- _What the task asks_
Transcribe the listing word for word.

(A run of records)
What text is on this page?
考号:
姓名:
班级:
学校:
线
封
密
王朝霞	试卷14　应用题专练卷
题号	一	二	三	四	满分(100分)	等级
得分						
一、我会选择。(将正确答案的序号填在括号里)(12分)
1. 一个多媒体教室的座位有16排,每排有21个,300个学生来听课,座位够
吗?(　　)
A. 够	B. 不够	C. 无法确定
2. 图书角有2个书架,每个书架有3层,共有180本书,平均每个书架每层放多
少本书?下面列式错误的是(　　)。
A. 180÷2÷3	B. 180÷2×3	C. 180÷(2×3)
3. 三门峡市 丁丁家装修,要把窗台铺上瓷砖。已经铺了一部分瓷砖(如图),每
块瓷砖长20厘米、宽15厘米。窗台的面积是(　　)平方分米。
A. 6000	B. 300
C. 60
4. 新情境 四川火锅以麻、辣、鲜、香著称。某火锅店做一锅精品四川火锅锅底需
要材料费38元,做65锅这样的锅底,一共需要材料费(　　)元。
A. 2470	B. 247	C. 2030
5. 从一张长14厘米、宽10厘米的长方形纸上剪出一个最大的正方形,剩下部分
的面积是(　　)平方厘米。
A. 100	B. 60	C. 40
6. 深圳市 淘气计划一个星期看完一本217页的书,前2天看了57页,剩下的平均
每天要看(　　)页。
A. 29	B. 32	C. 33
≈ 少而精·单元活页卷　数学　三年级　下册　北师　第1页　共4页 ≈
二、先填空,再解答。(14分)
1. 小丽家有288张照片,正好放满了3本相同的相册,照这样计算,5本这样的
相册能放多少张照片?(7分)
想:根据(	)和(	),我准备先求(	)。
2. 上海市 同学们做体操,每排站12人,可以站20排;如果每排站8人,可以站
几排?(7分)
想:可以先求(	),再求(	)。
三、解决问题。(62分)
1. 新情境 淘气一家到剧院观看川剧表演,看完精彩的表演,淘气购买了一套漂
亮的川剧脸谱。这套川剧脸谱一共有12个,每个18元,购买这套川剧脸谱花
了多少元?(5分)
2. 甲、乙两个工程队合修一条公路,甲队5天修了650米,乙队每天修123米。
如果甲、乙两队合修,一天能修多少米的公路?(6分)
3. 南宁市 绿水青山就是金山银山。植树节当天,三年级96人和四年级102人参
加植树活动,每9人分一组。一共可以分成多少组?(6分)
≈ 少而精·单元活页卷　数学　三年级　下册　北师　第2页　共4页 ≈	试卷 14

- _Full solution_
What text is on this page?
考号:
姓名:
班级:
学校:
线
封
密
王朝霞	试卷14　应用题专练卷
题号	一	二	三	四	满分(100分)	等级
得分						
一、我会选择。(将正确答案的序号填在括号里)(12分)
1. 一个多媒体教室的座位有16排,每排有21个,300个学生来听课,座位够
吗?(　　)
A. 够	B. 不够	C. 无法确定
2. 图书角有2个书架,每个书架有3层,共有180本书,平均每个书架每层放多
少本书?下面列式错误的是(　　)。
A. 180÷2÷3	B. 180÷2×3	C. 180÷(2×3)
3. 三门峡市 丁丁家装修,要把窗台铺上瓷砖。已经铺了一部分瓷砖(如图),每
块瓷砖长20厘米、宽15厘米。窗台的面积是(　　)平方分米。
A. 6000	B. 300
C. 60
4. 新情境 四川火锅以麻、辣、鲜、香著称。某火锅店做一锅精品四川火锅锅底需
要材料费38元,做65锅这样的锅底,一共需要材料费(　　)元。
A. 2470	B. 247	C. 2030
5. 从一张长14厘米、宽10厘米的长方形纸上剪出一个最大的正方形,剩下部分
的面积是(　　)平方厘米。
A. 100	B. 60	C. 40
6. 深圳市 淘气计划一个星期看完一本217页的书,前2天看了57页,剩下的平均
每天要看(　　)页。
A. 29	B. 32	C. 33
≈ 少而精·单元活页卷　数学　三年级　下册　北师　第1页　共4页 ≈
二、先填空,再解答。(14分)
1. 小丽家有288张照片,正好放满了3本相同的相册,照这样计算,5本这样的
相册能放多少张照片?(7分)
想:根据(	)和(	),我准备先求(	)。
2. 上海市 同学们做体操,每排站12人,可以站20排;如果每排站8人,可以站
几排?(7分)
想:可以先求(	),再求(	)。
三、解决问题。(62分)
1. 新情境 淘气一家到剧院观看川剧表演,看完精彩的表演,淘气购买了一套漂
亮的川剧脸谱。这套川剧脸谱一共有12个,每个18元,购买这套川剧脸谱花
了多少元?(5分)
2. 甲、乙两个工程队合修一条公路,甲队5天修了650米,乙队每天修123米。
如果甲、乙两队合修,一天能修多少米的公路?(6分)
3. 南宁市 绿水青山就是金山银山。植树节当天,三年级96人和四年级102人参
加植树活动,每9人分一组。一共可以分成多少组?(6分)
≈ 少而精·单元活页卷　数学　三年级　下册　北师　第2页　共4页 ≈	试卷 14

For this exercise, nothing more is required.